- What you are asked to do -
Using the listing below, copy every line that mentions "mean".

** Start Data section **

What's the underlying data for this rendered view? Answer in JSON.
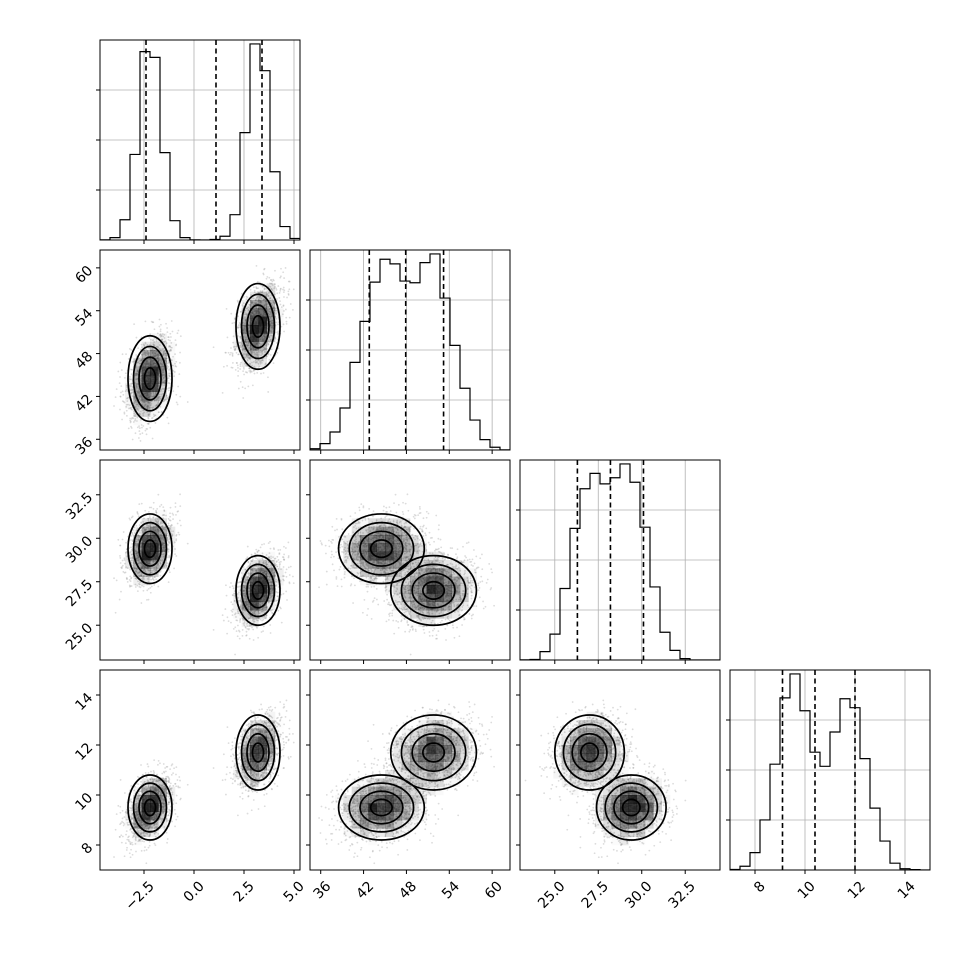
{
  "chart_data": {
    "type": "corner",
    "parameters": [
      {
        "key": "p0",
        "ticks": [
          -2.5,
          0.0,
          2.5,
          5.0
        ],
        "tick_labels": [
          "−2.5",
          "0.0",
          "2.5",
          "5.0"
        ],
        "range": [
          -4.7,
          5.3
        ],
        "modes": [
          {
            "mean": -2.2,
            "sd": 0.55,
            "weight": 0.5
          },
          {
            "mean": 3.2,
            "sd": 0.55,
            "weight": 0.5
          }
        ],
        "quantiles": [
          -2.4,
          1.1,
          3.4
        ]
      },
      {
        "key": "p1",
        "ticks": [
          36,
          42,
          48,
          54,
          60
        ],
        "tick_labels": [
          "36",
          "42",
          "48",
          "54",
          "60"
        ],
        "range": [
          34.5,
          62.5
        ],
        "modes": [
          {
            "mean": 44.5,
            "sd": 3.0,
            "weight": 0.5
          },
          {
            "mean": 51.8,
            "sd": 3.0,
            "weight": 0.5
          }
        ],
        "quantiles": [
          42.8,
          47.9,
          53.2
        ]
      },
      {
        "key": "p2",
        "ticks": [
          25.0,
          27.5,
          30.0,
          32.5
        ],
        "tick_labels": [
          "25.0",
          "27.5",
          "30.0",
          "32.5"
        ],
        "range": [
          23.0,
          34.5
        ],
        "modes": [
          {
            "mean": 29.4,
            "sd": 1.0,
            "weight": 0.5
          },
          {
            "mean": 27.0,
            "sd": 1.0,
            "weight": 0.5
          }
        ],
        "quantiles": [
          26.3,
          28.2,
          30.1
        ]
      },
      {
        "key": "p3",
        "ticks": [
          8,
          10,
          12,
          14
        ],
        "tick_labels": [
          "8",
          "10",
          "12",
          "14"
        ],
        "range": [
          7.0,
          15.0
        ],
        "modes": [
          {
            "mean": 9.5,
            "sd": 0.65,
            "weight": 0.5
          },
          {
            "mean": 11.7,
            "sd": 0.75,
            "weight": 0.5
          }
        ],
        "quantiles": [
          9.1,
          10.4,
          12.0
        ]
      }
    ],
    "histogram_bins": 20,
    "grid": true,
    "histogram_style": "step",
    "quantile_style": "dashed",
    "contour_levels": 4,
    "colors": {
      "lines": "#000000",
      "grid": "#b0b0b0",
      "density": "#000000",
      "points": "#9a9a9a"
    }
  }
}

** End Data section **

- Output of the exercise -
            "mean": -2.2,
            "mean": 3.2,
            "mean": 44.5,
            "mean": 51.8,
            "mean": 29.4,
            "mean": 27.0,
            "mean": 9.5,
            "mean": 11.7,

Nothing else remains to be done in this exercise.